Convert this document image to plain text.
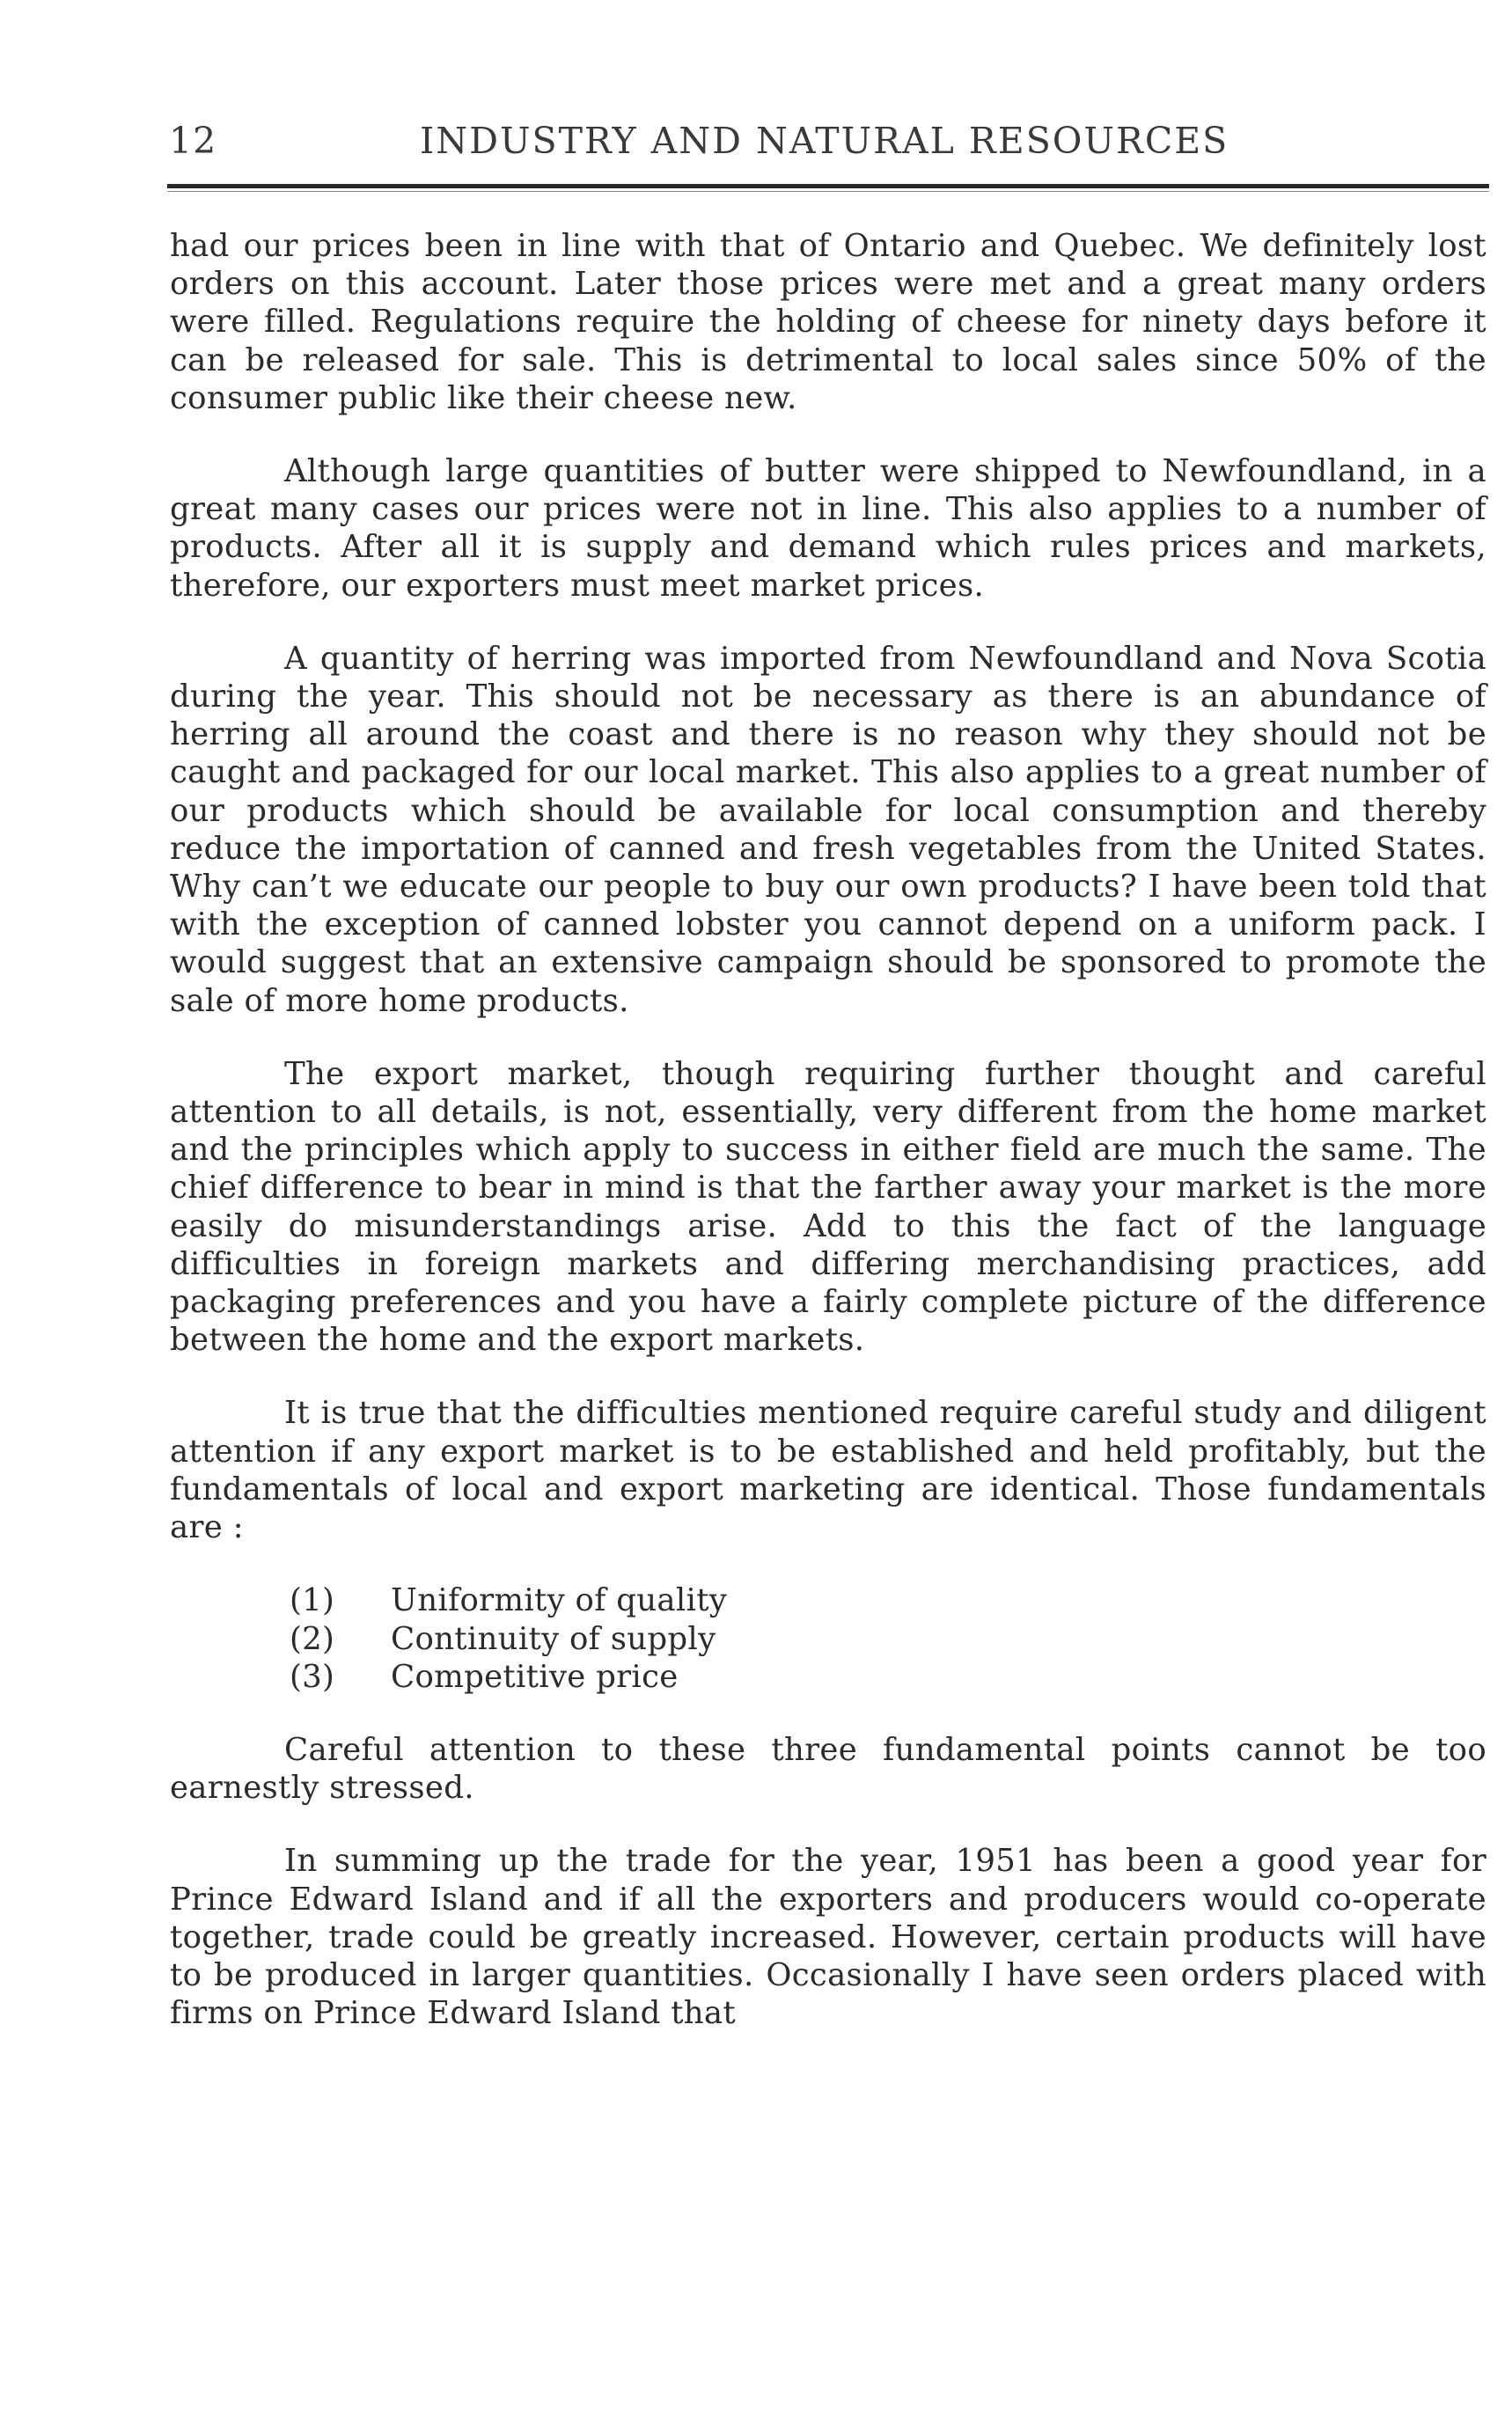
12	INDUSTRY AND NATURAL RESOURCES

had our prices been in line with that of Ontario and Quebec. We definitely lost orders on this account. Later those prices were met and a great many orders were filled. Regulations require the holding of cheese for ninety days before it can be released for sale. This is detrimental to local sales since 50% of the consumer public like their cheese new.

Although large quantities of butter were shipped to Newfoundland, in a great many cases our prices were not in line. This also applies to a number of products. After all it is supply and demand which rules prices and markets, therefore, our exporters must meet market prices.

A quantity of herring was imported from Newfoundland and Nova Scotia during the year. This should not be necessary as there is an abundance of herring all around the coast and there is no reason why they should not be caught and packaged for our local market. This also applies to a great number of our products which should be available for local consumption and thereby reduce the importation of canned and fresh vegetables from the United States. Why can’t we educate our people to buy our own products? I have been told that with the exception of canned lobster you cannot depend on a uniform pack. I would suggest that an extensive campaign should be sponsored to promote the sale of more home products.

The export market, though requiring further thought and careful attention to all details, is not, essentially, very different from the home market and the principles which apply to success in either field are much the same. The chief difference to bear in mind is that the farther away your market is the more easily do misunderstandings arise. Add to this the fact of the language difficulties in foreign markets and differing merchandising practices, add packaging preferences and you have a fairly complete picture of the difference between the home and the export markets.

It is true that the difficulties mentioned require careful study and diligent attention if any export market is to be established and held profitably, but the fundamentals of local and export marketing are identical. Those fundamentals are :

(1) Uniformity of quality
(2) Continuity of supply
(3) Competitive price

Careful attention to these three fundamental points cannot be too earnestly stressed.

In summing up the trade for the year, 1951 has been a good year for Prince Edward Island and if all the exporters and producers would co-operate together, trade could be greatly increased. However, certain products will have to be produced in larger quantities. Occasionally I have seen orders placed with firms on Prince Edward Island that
-------------------------
-- Work to do --
Check each line above for the string "with" and show the ones that have it.

-- Answer to the problem --
had our prices been in line with that of Ontario and Quebec. We definitely lost orders on this account. Later those prices were met and a great many orders were filled. Regulations require the holding of cheese for ninety days before it can be released for sale. This is detrimental to local sales since 50% of the consumer public like their cheese new.
A quantity of herring was imported from Newfoundland and Nova Scotia during the year. This should not be necessary as there is an abundance of herring all around the coast and there is no reason why they should not be caught and packaged for our local market. This also applies to a great number of our products which should be available for local consumption and thereby reduce the importation of canned and fresh vegetables from the United States. Why can’t we educate our people to buy our own products? I have been told that with the exception of canned lobster you cannot depend on a uniform pack. I would suggest that an extensive campaign should be sponsored to promote the sale of more home products.
In summing up the trade for the year, 1951 has been a good year for Prince Edward Island and if all the exporters and producers would co-operate together, trade could be greatly increased. However, certain products will have to be produced in larger quantities. Occasionally I have seen orders placed with firms on Prince Edward Island that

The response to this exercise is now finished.